+++ Recorded information

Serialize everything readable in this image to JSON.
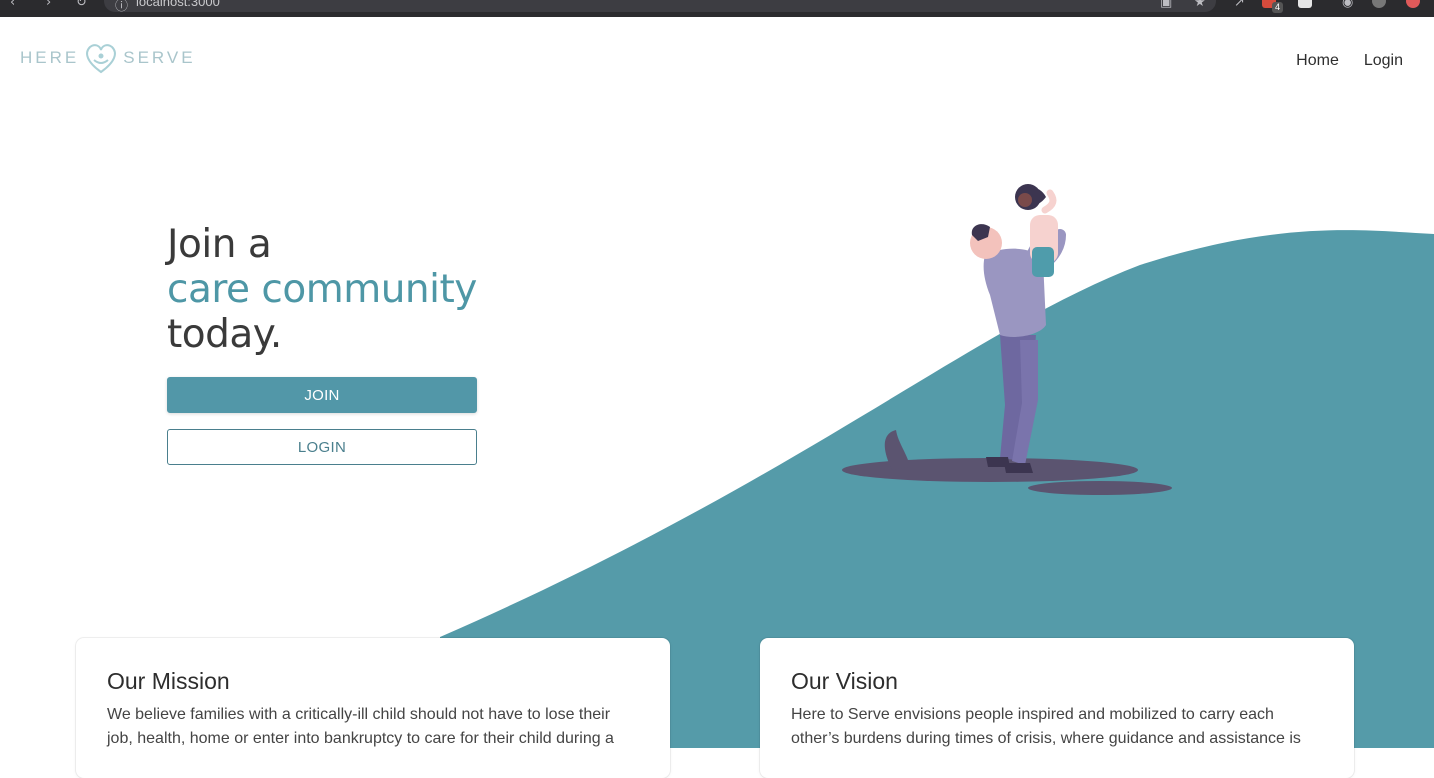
{
  "browser": {
    "url": "localhost:3000",
    "extension_badge": "4"
  },
  "header": {
    "logo_left": "HERE",
    "logo_right": "SERVE",
    "nav": [
      {
        "label": "Home"
      },
      {
        "label": "Login"
      }
    ]
  },
  "hero": {
    "line1": "Join a",
    "line2": "care community",
    "line3": "today.",
    "join_label": "JOIN",
    "login_label": "LOGIN"
  },
  "mission": {
    "title": "Our Mission",
    "text": "We believe families with a critically-ill child should not have to lose their job, health, home or enter into bankruptcy to care for their child during a"
  },
  "vision": {
    "title": "Our Vision",
    "text": "Here to Serve envisions people inspired and mobilized to carry each other’s burdens during times of crisis, where guidance and assistance is"
  },
  "colors": {
    "accent": "#5297a8",
    "text_dark": "#3a3a3a",
    "logo": "#a9c5cb"
  }
}
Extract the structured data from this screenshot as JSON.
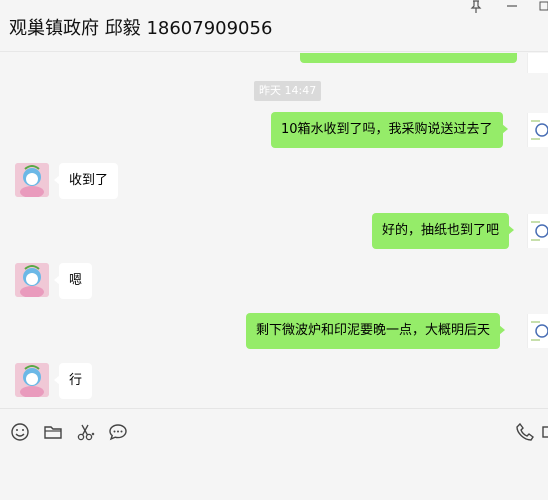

++++++

What is needed - Transcribe the material as is, with images omitted.

Response -
Serialize everything readable in this image to JSON.
{
  "browser": {
    "url": "localhost:3000",
    "extension_badge": "4"
  },
  "header": {
    "logo_left": "HERE",
    "logo_right": "SERVE",
    "nav": [
      {
        "label": "Home"
      },
      {
        "label": "Login"
      }
    ]
  },
  "hero": {
    "line1": "Join a",
    "line2": "care community",
    "line3": "today.",
    "join_label": "JOIN",
    "login_label": "LOGIN"
  },
  "mission": {
    "title": "Our Mission",
    "text": "We believe families with a critically-ill child should not have to lose their job, health, home or enter into bankruptcy to care for their child during a"
  },
  "vision": {
    "title": "Our Vision",
    "text": "Here to Serve envisions people inspired and mobilized to carry each other’s burdens during times of crisis, where guidance and assistance is"
  },
  "colors": {
    "accent": "#5297a8",
    "text_dark": "#3a3a3a",
    "logo": "#a9c5cb"
  }
}
Extract the structured data from this screenshot as JSON.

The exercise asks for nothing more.